■ **EXERCISE GOAL**: Look through the entries and report how many lines include the word "library". Give the number alone.

■ **RECORD SET**:
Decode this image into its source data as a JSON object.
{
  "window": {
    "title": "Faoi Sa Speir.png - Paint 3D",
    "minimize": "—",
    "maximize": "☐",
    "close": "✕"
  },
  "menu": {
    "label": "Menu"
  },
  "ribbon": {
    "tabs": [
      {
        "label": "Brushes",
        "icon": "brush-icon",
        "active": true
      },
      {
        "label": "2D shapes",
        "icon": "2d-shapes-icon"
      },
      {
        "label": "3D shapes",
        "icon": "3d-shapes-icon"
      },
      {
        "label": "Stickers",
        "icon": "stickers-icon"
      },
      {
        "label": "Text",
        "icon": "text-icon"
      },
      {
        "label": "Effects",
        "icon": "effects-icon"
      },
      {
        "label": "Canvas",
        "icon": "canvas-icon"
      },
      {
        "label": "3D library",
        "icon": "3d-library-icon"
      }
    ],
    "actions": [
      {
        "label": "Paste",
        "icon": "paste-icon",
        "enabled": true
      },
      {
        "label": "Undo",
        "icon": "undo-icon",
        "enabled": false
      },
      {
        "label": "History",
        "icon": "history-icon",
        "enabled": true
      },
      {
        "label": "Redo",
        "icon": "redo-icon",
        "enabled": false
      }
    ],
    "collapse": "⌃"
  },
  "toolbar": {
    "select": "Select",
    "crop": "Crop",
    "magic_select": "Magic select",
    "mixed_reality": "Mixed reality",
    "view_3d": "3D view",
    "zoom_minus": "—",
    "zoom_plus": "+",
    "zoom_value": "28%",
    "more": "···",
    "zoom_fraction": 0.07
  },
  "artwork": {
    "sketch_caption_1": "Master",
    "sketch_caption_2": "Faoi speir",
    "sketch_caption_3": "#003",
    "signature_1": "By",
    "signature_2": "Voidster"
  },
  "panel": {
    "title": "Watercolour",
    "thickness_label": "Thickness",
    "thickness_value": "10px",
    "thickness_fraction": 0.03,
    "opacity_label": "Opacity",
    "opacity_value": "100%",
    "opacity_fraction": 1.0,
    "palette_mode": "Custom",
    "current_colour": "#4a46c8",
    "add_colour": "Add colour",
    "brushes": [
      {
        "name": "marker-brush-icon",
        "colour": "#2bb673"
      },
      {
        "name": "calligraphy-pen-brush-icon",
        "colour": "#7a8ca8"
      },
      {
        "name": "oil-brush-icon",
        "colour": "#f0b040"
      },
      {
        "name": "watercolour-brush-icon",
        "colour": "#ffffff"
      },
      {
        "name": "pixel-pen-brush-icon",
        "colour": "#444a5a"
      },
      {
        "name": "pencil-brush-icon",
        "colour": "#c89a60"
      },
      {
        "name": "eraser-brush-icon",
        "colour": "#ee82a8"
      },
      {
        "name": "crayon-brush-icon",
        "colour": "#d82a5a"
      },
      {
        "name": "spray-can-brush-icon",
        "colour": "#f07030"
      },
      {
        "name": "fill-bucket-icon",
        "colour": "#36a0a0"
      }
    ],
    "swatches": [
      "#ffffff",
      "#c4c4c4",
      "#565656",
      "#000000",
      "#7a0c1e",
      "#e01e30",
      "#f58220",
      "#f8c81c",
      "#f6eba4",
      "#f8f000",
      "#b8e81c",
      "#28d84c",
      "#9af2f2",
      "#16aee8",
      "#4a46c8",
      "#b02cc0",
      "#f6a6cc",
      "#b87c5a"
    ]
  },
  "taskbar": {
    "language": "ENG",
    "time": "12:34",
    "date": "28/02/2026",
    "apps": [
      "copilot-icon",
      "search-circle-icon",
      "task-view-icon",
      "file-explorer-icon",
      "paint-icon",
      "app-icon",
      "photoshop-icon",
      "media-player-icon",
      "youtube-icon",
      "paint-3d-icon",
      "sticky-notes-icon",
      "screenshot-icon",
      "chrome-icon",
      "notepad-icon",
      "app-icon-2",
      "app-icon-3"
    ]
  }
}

■ **TASK OUTPUT**: 2